EXERCICES À COMPLÉTER
A - Traduisez en anglais cette phrase de l'extrait sur la liberté de la presse : « Les journalistes sont placés de manière arbitraire en arrestation provisoire et en détention, ils sont détenus pendant des mois, parfois des années, avant que leur affaire ne soit portée devant les tribunaux. »
B - Recopiez, dans l'extrait sur la liberté de la presse, le passage allant de « Stefan Schennach (Autriche, SOC), Rapporteur » jusqu'à « et en Azerbaïdjan. ».

TEXTE CITÉ
++++++++
La liberté de la presse est menacée
©Shutterstock

Stefan Schennach (Autriche, SOC), Rapporteur général sur la liberté des médias et la sécurité des journalistes de l'Assemblée parlementaire du Conseil de l'Europe (APCE), a exprimé aujourd'hui sa préoccupation face à la détention de journalistes, un phénomène terrible observé depuis de nombreuses années, surtout en Turquie et en Azerbaïdjan.

Un récent rapport de l'APCE intitulé « Menaces sur la liberté des médias et la sécurité des journalistes en Europe » observe que la Turquie est le pays qui compte le plus grand nombre de journalistes emprisonnés, actuellement 95 selon la Plateforme du Conseil de l'Europe pour renforcer la protection du journalisme et la sécurité des journalistes. « Les journalistes sont placés de manière arbitraire en arrestation provisoire et en détention, ils sont détenus pendant des mois, parfois des années, avant que leur affaire ne soit portée devant les tribunaux. Ces détentions sont le résultat d'un ciblage politisé de journalistes pour leurs reportages critiques ; ceci constitue une violation évidente de la liberté d’expression et du droit des journalistes à la liberté et à la sécurité », a déclaré M. Schennach.
++++++++
DONNÉES FOURNIES
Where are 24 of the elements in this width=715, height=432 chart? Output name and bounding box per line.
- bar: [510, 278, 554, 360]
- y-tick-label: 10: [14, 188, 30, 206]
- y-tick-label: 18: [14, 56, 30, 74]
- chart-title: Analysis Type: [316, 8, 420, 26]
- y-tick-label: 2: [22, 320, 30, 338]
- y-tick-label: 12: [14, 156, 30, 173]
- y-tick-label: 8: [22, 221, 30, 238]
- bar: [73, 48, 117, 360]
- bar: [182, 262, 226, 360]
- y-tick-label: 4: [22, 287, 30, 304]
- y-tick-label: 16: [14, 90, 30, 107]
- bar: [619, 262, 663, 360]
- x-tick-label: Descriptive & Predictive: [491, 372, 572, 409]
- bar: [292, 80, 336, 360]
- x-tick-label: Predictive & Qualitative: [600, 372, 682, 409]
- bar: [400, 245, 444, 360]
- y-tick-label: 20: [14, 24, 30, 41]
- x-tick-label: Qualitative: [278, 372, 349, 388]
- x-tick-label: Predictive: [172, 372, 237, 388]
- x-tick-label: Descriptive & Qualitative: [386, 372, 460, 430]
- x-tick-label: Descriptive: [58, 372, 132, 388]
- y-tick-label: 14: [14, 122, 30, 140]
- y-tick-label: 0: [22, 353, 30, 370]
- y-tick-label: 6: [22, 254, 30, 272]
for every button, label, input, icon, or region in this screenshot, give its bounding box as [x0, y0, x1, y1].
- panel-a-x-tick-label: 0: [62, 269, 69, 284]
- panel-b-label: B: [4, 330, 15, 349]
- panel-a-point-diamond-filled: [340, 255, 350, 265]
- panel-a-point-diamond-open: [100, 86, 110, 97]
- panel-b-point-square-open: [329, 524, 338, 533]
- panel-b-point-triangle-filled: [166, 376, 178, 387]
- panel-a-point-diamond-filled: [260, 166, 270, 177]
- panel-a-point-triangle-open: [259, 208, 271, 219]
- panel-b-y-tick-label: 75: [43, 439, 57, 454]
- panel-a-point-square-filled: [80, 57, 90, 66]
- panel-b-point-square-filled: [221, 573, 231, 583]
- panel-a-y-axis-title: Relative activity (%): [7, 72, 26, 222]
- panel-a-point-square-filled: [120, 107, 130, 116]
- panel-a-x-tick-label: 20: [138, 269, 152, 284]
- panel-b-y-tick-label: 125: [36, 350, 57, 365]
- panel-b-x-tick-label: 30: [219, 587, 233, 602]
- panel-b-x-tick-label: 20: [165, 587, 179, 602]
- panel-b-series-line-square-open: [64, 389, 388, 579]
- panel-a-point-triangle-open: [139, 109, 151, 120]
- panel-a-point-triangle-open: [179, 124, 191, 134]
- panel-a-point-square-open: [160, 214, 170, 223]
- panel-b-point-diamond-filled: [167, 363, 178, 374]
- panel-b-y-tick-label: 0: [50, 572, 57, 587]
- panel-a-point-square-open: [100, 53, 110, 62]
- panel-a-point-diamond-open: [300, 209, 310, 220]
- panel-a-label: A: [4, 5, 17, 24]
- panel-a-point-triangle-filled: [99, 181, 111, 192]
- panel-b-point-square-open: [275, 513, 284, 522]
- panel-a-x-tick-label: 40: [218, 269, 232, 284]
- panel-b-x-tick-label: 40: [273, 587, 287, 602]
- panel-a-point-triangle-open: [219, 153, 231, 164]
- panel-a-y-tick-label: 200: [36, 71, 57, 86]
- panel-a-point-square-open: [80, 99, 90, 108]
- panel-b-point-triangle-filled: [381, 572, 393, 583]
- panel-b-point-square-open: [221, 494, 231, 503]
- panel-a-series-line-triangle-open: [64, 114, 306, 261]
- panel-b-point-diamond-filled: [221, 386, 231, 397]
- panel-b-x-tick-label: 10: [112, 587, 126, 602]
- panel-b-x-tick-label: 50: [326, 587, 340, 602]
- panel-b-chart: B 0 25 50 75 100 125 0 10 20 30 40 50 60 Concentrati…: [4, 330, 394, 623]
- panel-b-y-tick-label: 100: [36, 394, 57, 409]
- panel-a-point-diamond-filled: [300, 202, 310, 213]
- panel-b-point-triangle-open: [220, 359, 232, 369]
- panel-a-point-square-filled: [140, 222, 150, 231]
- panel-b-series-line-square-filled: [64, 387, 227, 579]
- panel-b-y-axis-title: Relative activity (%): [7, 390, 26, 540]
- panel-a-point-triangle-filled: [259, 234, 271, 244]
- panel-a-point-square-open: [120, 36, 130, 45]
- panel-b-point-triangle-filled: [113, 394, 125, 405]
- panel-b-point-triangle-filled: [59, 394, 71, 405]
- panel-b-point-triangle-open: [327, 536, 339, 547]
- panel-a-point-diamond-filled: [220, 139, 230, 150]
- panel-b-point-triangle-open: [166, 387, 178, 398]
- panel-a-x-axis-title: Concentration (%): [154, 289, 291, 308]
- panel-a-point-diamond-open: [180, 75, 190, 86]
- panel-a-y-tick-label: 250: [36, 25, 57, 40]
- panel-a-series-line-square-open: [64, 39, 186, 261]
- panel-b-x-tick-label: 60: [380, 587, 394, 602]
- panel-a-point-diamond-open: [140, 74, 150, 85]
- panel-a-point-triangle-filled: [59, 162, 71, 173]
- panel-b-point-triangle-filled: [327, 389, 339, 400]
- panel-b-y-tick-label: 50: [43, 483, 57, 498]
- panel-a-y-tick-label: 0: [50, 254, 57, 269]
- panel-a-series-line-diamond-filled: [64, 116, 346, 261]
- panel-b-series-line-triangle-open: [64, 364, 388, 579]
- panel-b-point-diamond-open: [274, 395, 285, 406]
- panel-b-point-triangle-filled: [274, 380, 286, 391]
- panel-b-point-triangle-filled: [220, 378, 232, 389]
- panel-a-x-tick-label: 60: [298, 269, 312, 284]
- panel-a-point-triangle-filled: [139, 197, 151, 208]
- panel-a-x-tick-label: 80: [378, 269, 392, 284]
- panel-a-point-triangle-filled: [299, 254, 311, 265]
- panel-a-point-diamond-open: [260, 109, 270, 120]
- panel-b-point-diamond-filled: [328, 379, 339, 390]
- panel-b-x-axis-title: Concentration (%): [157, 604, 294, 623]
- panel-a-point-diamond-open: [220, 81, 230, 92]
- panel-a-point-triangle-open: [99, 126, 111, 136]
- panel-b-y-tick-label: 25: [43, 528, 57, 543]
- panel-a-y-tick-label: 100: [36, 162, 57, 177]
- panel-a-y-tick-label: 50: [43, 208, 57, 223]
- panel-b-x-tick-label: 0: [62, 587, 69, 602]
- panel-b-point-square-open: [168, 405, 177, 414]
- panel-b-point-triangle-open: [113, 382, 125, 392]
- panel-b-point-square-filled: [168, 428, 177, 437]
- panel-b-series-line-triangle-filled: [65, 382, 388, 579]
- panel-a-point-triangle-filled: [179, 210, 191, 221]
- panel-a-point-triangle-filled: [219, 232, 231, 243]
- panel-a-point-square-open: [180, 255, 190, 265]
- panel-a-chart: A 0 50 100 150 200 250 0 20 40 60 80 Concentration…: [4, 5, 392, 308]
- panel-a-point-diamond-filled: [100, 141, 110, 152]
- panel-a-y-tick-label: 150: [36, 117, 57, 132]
++++++++
CORRIGÉ DES EXERCICES
A - Journalists are arbitrarily placed under provisional arrest and in detention; they are held for months, sometimes years, before their case is brought before the courts.

B -
Stefan Schennach (Autriche, SOC), Rapporteur général sur la liberté des médias et la sécurité des journalistes de l'Assemblée parlementaire du Conseil de l'Europe (APCE), a exprimé aujourd'hui sa préoccupation face à la détention de journalistes, un phénomène terrible observé depuis de nombreuses années, surtout en Turquie et en Azerbaïdjan.